MATERIALS PROVIDED
######

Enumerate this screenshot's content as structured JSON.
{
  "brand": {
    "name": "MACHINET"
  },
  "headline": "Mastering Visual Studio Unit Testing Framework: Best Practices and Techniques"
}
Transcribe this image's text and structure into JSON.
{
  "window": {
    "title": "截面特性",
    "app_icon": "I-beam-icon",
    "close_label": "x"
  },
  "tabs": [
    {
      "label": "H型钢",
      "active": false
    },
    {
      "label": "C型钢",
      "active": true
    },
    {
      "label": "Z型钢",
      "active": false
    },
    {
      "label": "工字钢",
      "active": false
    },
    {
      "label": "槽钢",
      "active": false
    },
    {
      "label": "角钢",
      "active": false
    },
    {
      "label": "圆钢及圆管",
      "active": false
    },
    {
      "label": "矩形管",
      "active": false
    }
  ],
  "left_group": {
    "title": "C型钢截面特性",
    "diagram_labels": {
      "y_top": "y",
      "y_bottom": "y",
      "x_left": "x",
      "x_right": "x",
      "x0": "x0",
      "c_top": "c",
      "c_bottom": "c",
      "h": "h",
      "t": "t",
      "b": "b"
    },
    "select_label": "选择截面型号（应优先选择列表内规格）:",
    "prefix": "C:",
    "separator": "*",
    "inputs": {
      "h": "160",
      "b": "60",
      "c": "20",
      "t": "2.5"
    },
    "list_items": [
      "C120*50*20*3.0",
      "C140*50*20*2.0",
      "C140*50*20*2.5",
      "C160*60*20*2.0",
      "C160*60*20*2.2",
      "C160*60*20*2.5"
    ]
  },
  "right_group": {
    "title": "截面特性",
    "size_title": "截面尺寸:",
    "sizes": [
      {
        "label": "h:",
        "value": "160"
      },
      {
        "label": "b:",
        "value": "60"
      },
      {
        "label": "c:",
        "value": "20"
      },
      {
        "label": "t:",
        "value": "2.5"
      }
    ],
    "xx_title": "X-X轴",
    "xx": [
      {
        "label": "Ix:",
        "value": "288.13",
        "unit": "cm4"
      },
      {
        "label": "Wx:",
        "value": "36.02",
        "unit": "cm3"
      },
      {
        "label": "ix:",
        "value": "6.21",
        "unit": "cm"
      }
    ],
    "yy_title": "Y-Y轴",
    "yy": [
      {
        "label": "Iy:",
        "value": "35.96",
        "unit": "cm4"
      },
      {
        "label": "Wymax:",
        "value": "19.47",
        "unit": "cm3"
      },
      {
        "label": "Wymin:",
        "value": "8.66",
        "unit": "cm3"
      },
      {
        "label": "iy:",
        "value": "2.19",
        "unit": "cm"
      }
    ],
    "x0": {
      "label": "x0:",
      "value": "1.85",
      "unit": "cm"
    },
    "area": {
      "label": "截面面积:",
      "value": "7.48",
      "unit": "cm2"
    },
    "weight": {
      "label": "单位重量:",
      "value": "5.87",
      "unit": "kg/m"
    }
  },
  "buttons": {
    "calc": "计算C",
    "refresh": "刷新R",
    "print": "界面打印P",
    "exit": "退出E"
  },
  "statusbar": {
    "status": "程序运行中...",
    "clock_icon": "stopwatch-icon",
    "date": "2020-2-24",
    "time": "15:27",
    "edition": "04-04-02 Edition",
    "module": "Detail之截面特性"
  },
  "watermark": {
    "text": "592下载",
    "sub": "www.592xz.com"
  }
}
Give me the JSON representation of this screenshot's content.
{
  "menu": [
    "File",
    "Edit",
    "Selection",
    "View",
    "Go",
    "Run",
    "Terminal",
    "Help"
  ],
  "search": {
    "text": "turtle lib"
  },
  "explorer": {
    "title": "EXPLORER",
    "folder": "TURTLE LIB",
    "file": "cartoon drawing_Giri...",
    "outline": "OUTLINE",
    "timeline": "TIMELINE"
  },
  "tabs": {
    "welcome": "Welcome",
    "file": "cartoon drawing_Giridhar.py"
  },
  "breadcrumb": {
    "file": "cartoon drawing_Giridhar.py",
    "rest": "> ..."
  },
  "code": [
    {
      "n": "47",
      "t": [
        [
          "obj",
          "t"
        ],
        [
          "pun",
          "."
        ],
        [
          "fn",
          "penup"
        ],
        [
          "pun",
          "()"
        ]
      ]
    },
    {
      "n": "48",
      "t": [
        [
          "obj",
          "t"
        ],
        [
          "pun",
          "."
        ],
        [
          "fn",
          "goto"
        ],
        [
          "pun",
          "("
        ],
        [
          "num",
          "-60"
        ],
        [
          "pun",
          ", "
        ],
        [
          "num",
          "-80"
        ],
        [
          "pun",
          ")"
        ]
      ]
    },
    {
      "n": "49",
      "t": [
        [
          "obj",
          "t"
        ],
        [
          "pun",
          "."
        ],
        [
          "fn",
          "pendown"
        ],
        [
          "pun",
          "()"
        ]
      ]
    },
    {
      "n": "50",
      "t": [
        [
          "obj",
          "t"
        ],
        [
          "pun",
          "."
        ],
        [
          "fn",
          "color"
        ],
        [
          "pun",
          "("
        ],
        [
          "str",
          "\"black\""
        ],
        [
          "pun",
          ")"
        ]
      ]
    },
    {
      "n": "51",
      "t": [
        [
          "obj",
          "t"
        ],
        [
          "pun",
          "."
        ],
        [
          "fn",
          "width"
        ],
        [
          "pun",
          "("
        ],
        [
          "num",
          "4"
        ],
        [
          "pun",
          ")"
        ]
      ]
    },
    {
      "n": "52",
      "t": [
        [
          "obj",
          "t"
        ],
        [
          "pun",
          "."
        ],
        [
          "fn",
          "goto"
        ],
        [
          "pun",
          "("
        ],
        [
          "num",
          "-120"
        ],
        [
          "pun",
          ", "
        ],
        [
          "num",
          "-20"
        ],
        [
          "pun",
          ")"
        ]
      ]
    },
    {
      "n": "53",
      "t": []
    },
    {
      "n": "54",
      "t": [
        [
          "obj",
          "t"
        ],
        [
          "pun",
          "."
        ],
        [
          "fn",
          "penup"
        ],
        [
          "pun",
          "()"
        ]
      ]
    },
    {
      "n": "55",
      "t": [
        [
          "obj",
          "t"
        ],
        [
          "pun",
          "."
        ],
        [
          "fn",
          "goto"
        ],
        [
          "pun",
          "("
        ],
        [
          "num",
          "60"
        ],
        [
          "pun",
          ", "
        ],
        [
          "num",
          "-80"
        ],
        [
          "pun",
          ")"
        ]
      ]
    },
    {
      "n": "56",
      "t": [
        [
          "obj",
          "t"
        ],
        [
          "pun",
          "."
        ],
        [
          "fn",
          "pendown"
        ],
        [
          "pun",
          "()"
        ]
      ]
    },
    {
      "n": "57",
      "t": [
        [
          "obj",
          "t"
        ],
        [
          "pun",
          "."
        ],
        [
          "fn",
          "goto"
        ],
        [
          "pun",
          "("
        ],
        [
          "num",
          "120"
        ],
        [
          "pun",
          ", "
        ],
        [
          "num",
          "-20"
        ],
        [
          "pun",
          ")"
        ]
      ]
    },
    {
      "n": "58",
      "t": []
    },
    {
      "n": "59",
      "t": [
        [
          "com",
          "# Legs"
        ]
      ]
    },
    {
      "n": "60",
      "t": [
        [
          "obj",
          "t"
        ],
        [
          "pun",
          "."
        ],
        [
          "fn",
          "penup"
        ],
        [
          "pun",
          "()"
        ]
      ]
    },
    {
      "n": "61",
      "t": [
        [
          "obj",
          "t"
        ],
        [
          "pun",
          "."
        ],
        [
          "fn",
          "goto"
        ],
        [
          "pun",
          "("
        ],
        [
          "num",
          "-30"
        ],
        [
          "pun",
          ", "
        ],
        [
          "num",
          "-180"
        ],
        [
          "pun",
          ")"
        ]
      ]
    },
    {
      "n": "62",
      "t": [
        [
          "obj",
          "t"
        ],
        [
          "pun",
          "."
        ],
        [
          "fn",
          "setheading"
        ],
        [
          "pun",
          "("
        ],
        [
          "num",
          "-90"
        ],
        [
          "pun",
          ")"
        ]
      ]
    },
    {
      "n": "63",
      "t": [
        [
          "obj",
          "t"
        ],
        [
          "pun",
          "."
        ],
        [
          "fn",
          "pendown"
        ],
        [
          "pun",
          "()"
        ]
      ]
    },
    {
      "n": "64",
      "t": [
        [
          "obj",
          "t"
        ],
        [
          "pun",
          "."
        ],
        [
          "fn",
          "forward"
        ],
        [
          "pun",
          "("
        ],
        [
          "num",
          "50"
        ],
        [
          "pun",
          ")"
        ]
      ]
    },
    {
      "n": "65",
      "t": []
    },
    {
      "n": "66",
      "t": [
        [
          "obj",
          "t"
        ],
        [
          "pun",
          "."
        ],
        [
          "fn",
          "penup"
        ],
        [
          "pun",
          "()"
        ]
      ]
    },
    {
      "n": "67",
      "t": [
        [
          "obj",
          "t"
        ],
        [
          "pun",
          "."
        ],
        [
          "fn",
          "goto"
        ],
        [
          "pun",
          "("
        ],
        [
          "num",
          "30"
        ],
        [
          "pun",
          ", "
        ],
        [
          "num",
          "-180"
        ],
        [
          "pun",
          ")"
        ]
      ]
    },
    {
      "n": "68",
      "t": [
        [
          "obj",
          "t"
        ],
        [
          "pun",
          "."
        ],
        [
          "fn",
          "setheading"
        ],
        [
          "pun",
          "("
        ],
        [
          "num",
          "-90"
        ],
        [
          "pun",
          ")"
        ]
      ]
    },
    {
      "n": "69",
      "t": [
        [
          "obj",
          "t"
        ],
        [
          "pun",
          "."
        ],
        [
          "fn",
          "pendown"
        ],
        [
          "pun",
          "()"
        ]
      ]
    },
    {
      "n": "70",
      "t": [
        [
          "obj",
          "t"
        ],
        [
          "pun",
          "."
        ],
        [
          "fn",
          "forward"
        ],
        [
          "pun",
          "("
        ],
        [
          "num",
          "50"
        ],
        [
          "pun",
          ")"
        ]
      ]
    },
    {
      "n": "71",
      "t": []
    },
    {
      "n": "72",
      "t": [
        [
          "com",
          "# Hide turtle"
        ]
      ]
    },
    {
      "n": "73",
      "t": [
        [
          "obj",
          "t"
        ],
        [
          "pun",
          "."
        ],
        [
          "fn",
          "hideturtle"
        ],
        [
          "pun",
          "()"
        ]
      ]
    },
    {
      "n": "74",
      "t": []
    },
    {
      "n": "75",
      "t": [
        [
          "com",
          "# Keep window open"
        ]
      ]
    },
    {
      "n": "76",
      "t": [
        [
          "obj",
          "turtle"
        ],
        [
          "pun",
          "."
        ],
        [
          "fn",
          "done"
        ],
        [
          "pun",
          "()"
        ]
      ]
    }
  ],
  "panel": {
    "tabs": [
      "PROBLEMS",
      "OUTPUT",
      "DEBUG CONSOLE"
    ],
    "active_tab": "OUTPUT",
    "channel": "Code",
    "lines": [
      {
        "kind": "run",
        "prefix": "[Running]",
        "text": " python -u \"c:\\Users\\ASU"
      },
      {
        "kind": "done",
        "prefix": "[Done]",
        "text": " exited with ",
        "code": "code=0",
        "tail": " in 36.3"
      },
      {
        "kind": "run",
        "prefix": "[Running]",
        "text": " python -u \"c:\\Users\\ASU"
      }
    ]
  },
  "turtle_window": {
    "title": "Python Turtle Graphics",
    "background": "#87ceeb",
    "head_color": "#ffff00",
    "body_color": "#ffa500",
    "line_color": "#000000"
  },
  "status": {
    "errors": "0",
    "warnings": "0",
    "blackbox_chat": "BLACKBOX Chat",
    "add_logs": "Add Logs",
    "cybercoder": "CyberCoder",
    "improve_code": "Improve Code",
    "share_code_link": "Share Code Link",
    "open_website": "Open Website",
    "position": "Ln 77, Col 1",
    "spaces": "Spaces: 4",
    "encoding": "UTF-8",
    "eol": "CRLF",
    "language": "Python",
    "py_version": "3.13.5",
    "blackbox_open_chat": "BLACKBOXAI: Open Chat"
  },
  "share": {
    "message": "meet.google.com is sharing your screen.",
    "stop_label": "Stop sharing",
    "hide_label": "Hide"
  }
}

######

Every line of the listing that holds "content" should be found and copied.

Enumerate this screenshot's content as structured JSON.
Give me the JSON representation of this screenshot's content.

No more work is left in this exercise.